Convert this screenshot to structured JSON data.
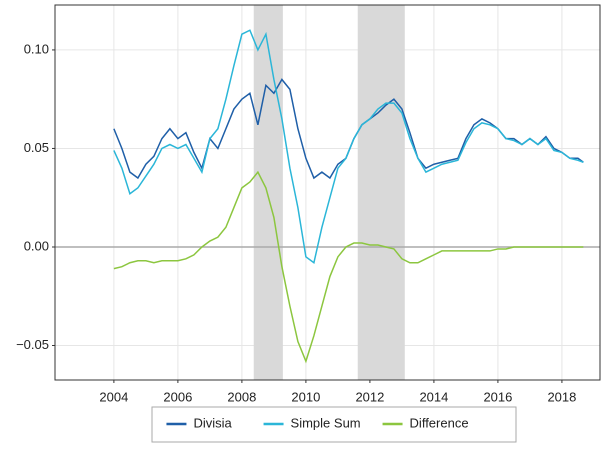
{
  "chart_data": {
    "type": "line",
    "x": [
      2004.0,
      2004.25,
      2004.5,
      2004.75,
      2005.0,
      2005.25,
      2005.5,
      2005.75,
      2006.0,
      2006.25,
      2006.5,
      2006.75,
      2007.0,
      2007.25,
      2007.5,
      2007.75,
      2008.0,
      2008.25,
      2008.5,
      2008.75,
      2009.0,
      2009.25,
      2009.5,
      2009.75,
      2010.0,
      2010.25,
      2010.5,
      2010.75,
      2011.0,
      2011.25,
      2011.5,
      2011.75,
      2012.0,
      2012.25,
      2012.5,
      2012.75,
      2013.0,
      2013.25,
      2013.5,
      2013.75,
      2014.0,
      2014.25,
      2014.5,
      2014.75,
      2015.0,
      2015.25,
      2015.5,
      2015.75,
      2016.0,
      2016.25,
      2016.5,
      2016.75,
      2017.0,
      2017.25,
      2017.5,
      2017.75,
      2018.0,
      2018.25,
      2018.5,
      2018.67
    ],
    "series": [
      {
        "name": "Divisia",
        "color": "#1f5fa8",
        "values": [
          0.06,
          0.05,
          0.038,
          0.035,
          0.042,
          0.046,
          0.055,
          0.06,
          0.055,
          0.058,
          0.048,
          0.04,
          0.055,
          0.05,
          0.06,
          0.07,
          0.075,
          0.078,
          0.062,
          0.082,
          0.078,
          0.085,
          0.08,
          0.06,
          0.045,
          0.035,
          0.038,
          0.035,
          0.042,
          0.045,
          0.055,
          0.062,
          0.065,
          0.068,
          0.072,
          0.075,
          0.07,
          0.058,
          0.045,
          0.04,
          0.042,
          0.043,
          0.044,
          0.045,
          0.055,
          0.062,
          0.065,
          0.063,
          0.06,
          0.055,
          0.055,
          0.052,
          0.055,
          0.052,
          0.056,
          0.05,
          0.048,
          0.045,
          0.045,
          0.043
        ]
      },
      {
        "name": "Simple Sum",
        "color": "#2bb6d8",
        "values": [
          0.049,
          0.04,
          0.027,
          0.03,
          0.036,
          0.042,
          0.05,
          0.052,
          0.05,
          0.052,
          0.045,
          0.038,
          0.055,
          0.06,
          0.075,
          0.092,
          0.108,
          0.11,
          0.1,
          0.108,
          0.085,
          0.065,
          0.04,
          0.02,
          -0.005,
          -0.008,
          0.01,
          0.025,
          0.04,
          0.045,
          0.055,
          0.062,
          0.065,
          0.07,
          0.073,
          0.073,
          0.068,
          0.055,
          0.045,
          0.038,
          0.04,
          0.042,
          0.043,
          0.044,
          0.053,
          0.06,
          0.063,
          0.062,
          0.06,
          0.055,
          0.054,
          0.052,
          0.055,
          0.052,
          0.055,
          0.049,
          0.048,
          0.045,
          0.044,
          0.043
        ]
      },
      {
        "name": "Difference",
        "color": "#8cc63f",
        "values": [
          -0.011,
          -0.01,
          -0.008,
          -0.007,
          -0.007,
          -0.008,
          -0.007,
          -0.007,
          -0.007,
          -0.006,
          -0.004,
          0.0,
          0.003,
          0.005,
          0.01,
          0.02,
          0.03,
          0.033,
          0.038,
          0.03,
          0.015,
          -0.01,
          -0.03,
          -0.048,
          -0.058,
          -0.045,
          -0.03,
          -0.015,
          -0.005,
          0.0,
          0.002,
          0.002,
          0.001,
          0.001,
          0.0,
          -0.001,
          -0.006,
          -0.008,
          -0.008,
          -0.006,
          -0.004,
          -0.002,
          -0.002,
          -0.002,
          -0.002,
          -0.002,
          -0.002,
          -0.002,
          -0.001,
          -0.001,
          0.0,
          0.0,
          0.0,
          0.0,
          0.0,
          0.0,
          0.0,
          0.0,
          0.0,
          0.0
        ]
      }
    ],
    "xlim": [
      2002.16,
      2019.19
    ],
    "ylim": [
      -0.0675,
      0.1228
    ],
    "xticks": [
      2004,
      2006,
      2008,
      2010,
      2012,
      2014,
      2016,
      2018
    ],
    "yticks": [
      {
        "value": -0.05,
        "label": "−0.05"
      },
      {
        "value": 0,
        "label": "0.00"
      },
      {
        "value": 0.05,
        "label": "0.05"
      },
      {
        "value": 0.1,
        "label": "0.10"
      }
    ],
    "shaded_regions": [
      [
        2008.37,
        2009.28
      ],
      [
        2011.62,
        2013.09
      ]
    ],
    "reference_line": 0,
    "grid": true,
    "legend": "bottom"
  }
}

● ● ● ● ●

> [Problem statement]
In the records above, find each line with the word "label" and copy it.

> [The answer]
        "label": "−0.05"
        "label": "0.00"
        "label": "0.05"
        "label": "0.10"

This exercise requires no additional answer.